(The request) Take the line that contains "What's the underlying" as the first and the last line of the material as the final one; set down exactly the lines in that span.

### The data

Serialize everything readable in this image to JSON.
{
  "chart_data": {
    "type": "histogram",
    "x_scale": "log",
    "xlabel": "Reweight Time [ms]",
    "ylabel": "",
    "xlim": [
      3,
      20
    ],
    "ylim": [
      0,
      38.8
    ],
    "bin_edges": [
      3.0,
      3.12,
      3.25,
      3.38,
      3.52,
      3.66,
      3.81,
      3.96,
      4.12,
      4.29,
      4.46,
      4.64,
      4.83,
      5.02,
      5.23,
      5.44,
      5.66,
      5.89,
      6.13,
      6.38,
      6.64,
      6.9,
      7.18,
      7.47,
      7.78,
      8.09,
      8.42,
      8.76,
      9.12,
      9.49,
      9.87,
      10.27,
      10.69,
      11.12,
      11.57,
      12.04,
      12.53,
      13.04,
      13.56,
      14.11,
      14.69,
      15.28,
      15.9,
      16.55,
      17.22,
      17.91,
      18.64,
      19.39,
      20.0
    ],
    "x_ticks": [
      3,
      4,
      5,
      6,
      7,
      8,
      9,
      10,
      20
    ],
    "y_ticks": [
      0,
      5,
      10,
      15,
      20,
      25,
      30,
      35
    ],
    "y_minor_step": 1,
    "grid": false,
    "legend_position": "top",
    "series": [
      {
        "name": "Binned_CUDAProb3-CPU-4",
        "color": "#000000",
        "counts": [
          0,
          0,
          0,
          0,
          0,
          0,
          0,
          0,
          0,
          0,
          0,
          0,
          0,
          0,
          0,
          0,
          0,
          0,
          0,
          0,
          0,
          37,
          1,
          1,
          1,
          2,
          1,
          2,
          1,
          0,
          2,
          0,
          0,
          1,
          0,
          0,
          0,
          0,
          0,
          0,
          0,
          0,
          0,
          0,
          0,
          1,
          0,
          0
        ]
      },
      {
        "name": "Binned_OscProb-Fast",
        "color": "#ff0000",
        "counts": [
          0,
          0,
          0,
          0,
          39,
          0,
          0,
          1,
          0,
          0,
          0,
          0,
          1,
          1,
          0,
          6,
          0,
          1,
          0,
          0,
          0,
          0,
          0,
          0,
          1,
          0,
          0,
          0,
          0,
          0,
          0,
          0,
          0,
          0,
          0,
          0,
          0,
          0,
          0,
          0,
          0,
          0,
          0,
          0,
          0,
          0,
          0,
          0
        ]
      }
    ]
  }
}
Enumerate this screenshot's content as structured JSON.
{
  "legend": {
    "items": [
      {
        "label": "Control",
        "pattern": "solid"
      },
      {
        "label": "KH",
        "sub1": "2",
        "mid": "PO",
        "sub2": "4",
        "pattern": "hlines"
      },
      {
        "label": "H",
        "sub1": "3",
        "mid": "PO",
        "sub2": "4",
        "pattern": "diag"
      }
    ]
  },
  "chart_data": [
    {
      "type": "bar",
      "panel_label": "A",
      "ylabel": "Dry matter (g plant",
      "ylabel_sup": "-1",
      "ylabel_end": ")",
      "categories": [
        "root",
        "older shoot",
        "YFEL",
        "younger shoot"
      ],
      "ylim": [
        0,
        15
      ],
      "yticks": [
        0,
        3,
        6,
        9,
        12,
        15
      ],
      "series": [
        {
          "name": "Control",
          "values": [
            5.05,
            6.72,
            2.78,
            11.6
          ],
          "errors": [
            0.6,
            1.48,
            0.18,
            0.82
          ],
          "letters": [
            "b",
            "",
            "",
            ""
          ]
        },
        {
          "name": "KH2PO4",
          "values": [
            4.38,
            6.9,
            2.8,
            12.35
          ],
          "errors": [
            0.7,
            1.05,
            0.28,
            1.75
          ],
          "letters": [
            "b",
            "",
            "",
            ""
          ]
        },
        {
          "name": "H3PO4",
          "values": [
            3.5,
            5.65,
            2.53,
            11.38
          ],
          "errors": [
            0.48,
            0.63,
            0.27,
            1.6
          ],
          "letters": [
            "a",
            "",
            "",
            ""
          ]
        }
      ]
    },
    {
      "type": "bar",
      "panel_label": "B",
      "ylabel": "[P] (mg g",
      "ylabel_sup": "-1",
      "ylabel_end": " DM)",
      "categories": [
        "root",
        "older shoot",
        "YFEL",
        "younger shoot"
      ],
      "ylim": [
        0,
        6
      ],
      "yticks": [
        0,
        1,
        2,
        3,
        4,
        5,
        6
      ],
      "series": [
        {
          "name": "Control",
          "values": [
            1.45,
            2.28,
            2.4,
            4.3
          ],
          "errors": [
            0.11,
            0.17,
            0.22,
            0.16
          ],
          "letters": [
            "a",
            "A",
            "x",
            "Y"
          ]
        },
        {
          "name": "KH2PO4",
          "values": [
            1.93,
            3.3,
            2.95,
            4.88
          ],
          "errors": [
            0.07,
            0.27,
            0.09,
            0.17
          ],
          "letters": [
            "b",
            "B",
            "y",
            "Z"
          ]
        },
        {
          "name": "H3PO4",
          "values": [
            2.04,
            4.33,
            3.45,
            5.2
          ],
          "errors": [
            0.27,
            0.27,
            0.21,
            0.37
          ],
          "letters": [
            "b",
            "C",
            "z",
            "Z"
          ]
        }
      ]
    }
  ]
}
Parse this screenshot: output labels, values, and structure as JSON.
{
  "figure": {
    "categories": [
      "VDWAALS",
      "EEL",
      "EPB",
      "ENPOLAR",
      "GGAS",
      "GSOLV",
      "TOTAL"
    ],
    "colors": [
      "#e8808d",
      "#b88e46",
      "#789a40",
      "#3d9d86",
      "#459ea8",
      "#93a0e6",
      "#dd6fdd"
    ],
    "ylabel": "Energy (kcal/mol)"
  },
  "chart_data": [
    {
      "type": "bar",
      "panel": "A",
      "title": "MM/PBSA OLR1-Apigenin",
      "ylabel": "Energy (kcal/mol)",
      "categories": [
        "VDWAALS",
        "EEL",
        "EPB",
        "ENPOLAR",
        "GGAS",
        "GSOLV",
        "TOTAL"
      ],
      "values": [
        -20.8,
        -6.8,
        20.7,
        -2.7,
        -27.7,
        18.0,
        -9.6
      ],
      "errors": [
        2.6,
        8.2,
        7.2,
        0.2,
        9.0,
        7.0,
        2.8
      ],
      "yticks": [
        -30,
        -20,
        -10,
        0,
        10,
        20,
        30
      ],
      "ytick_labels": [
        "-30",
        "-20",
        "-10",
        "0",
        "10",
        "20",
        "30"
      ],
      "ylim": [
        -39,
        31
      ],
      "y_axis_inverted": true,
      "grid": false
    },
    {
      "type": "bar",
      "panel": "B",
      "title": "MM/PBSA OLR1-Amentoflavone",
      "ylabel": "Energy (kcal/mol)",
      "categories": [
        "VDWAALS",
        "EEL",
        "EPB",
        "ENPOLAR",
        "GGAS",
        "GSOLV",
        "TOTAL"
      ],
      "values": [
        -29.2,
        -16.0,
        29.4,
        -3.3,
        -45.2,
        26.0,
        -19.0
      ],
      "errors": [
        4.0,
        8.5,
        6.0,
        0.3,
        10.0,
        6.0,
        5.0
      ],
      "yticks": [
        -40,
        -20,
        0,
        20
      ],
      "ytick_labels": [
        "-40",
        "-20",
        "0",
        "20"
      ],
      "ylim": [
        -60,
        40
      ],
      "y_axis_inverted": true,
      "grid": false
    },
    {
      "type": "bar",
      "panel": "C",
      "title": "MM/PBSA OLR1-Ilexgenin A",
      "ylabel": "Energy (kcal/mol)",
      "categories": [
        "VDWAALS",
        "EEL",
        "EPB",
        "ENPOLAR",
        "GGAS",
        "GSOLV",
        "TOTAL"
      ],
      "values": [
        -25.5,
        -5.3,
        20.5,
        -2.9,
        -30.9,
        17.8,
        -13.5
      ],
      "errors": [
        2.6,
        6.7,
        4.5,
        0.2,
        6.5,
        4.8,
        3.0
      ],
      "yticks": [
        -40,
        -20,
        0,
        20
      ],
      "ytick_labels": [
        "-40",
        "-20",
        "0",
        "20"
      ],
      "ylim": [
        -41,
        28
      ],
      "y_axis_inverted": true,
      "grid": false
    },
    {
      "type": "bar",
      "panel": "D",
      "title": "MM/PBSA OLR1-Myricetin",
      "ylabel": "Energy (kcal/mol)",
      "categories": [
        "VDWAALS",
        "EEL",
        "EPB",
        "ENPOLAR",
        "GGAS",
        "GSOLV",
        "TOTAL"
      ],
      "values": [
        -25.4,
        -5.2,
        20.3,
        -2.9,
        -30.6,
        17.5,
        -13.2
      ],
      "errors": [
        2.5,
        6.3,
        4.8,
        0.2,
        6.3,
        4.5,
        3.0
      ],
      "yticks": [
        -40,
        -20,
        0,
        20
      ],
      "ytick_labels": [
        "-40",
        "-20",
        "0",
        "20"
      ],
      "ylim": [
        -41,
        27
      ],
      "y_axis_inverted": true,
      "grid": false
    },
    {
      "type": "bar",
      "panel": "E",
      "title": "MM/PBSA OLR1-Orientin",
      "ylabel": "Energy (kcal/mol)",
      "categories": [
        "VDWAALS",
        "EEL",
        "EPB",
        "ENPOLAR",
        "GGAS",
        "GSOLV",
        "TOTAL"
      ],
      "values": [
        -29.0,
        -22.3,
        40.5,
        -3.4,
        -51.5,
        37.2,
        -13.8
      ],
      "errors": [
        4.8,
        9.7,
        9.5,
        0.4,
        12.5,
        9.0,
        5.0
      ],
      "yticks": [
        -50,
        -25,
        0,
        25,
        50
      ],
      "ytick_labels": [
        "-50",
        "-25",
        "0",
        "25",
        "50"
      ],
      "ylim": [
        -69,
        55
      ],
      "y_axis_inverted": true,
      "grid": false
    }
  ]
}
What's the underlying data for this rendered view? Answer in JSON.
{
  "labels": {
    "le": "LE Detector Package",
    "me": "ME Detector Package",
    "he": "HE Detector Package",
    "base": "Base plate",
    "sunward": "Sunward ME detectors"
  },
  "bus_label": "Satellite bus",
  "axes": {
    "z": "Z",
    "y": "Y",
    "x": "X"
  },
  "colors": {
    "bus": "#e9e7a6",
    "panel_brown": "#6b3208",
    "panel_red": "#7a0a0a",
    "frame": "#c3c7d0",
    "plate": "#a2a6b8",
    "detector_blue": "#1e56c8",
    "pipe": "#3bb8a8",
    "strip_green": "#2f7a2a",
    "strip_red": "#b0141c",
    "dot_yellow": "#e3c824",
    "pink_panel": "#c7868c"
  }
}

######

(Full solution)
What's the underlying data for this rendered view? Answer in JSON.
{
  "labels": {
    "le": "LE Detector Package",
    "me": "ME Detector Package",
    "he": "HE Detector Package",
    "base": "Base plate",
    "sunward": "Sunward ME detectors"
  },
  "bus_label": "Satellite bus",
  "axes": {
    "z": "Z",
    "y": "Y",
    "x": "X"
  },
  "colors": {
    "bus": "#e9e7a6",
    "panel_brown": "#6b3208",
    "panel_red": "#7a0a0a",
    "frame": "#c3c7d0",
    "plate": "#a2a6b8",
    "detector_blue": "#1e56c8",
    "pipe": "#3bb8a8",
    "strip_green": "#2f7a2a",
    "strip_red": "#b0141c",
    "dot_yellow": "#e3c824",
    "pink_panel": "#c7868c"
  }
}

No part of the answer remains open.